◆ Given request
Retype precisely the section of the data that starts at the line containing "Give me a plain-text" and runs to its final line, ends included.

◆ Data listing

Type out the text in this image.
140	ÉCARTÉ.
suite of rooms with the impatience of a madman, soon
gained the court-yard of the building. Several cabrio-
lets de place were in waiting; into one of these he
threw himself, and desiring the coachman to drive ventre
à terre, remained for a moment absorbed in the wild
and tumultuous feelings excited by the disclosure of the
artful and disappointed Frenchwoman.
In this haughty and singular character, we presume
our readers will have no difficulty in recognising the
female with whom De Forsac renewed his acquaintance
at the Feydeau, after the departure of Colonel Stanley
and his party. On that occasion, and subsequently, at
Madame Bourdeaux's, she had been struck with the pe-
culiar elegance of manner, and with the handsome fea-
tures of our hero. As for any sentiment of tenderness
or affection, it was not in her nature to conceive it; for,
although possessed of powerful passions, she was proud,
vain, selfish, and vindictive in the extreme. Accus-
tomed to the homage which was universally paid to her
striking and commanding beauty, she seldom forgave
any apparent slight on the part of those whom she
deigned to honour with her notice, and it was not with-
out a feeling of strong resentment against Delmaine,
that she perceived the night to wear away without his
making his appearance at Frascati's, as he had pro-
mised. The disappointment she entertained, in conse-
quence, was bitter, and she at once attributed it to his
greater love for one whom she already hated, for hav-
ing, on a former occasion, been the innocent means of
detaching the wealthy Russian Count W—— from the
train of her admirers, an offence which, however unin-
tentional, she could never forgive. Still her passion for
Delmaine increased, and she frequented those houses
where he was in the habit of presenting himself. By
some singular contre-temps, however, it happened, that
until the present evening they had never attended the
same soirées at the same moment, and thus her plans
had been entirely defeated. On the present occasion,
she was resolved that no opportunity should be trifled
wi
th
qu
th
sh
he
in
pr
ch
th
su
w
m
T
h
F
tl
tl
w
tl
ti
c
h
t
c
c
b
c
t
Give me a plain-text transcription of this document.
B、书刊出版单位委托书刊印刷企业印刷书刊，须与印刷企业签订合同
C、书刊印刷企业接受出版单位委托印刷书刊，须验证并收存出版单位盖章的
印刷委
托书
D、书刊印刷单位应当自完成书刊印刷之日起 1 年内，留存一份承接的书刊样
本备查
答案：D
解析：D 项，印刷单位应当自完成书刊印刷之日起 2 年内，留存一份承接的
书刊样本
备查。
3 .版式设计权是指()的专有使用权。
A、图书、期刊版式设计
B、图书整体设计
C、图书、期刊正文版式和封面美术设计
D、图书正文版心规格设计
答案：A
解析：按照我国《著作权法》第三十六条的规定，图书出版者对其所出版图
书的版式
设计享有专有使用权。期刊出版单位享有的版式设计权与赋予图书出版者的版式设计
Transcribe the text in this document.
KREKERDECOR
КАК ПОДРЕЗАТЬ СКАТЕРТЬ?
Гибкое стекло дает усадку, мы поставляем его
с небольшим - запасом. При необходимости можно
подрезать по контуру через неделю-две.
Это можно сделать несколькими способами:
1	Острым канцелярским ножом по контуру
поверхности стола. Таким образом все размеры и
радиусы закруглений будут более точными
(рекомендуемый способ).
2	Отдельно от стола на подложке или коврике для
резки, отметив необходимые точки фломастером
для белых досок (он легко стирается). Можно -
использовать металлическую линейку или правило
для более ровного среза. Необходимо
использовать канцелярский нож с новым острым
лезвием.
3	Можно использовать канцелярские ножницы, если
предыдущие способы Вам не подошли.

◆ Response to this task
Give me a plain-text transcription of this document.
B、书刊出版单位委托书刊印刷企业印刷书刊，须与印刷企业签订合同
C、书刊印刷企业接受出版单位委托印刷书刊，须验证并收存出版单位盖章的
印刷委
托书
D、书刊印刷单位应当自完成书刊印刷之日起 1 年内，留存一份承接的书刊样
本备查
答案：D
解析：D 项，印刷单位应当自完成书刊印刷之日起 2 年内，留存一份承接的
书刊样本
备查。
3 .版式设计权是指()的专有使用权。
A、图书、期刊版式设计
B、图书整体设计
C、图书、期刊正文版式和封面美术设计
D、图书正文版心规格设计
答案：A
解析：按照我国《著作权法》第三十六条的规定，图书出版者对其所出版图
书的版式
设计享有专有使用权。期刊出版单位享有的版式设计权与赋予图书出版者的版式设计
Transcribe the text in this document.
KREKERDECOR
КАК ПОДРЕЗАТЬ СКАТЕРТЬ?
Гибкое стекло дает усадку, мы поставляем его
с небольшим - запасом. При необходимости можно
подрезать по контуру через неделю-две.
Это можно сделать несколькими способами:
1	Острым канцелярским ножом по контуру
поверхности стола. Таким образом все размеры и
радиусы закруглений будут более точными
(рекомендуемый способ).
2	Отдельно от стола на подложке или коврике для
резки, отметив необходимые точки фломастером
для белых досок (он легко стирается). Можно -
использовать металлическую линейку или правило
для более ровного среза. Необходимо
использовать канцелярский нож с новым острым
лезвием.
3	Можно использовать канцелярские ножницы, если
предыдущие способы Вам не подошли.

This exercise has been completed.